> _THE PROBLEM_: Transcribe exactly the lines from the one containing "Enumerate this screenshot's" through the end of the data, both included. Leave out pictures.

> _DATASET EXTRACT_:

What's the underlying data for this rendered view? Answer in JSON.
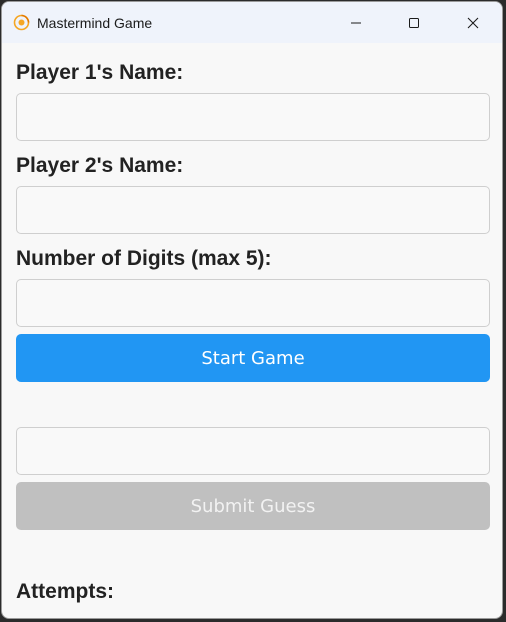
{
  "window": {
    "title": "Mastermind Game",
    "app_icon": "mastermind-app-icon",
    "controls": [
      "minimize-icon",
      "maximize-icon",
      "close-icon"
    ]
  },
  "form": {
    "player1_label": "Player 1's Name:",
    "player1_value": "",
    "player2_label": "Player 2's Name:",
    "player2_value": "",
    "digits_label": "Number of Digits (max 5):",
    "digits_value": "",
    "start_button_label": "Start Game"
  },
  "guess": {
    "guess_value": "",
    "submit_button_label": "Submit Guess",
    "submit_enabled": false
  },
  "attempts": {
    "label": "Attempts:"
  },
  "colors": {
    "start_button": "#2196f3",
    "submit_button_disabled": "#c0c0c0",
    "title_bar": "#eff3fb"
  }
}
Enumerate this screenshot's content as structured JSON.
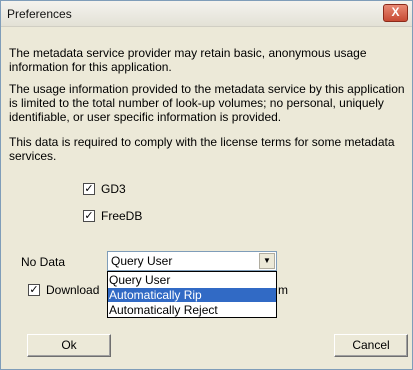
{
  "window": {
    "title": "Preferences",
    "close_glyph": "X"
  },
  "body": {
    "para1": "The metadata service provider may retain basic, anonymous usage information for this application.",
    "para2": "The usage information provided to the metadata service by this application is limited to the total number of look-up volumes; no personal, uniquely identifiable, or user specific information is provided.",
    "para3": "This data is required to comply with the license terms for some metadata services."
  },
  "checkboxes": [
    {
      "label": "GD3",
      "checked": true
    },
    {
      "label": "FreeDB",
      "checked": true
    }
  ],
  "no_data": {
    "label": "No Data",
    "selected": "Query User",
    "options": [
      "Query User",
      "Automatically Rip",
      "Automatically Reject"
    ],
    "highlighted": "Automatically Rip"
  },
  "download": {
    "label": "Download",
    "label_suffix": "m",
    "checked": true
  },
  "buttons": {
    "ok": "Ok",
    "cancel": "Cancel"
  },
  "icons": {
    "close": "close-icon",
    "check": "check-icon",
    "dropdown": "chevron-down-icon"
  }
}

> _RESPONSE TO THE EXERCISE_:
Enumerate this screenshot's content as structured JSON.
{
  "window": {
    "title": "Preferences",
    "close_glyph": "X"
  },
  "body": {
    "para1": "The metadata service provider may retain basic, anonymous usage information for this application.",
    "para2": "The usage information provided to the metadata service by this application is limited to the total number of look-up volumes; no personal, uniquely identifiable, or user specific information is provided.",
    "para3": "This data is required to comply with the license terms for some metadata services."
  },
  "checkboxes": [
    {
      "label": "GD3",
      "checked": true
    },
    {
      "label": "FreeDB",
      "checked": true
    }
  ],
  "no_data": {
    "label": "No Data",
    "selected": "Query User",
    "options": [
      "Query User",
      "Automatically Rip",
      "Automatically Reject"
    ],
    "highlighted": "Automatically Rip"
  },
  "download": {
    "label": "Download",
    "label_suffix": "m",
    "checked": true
  },
  "buttons": {
    "ok": "Ok",
    "cancel": "Cancel"
  },
  "icons": {
    "close": "close-icon",
    "check": "check-icon",
    "dropdown": "chevron-down-icon"
  }
}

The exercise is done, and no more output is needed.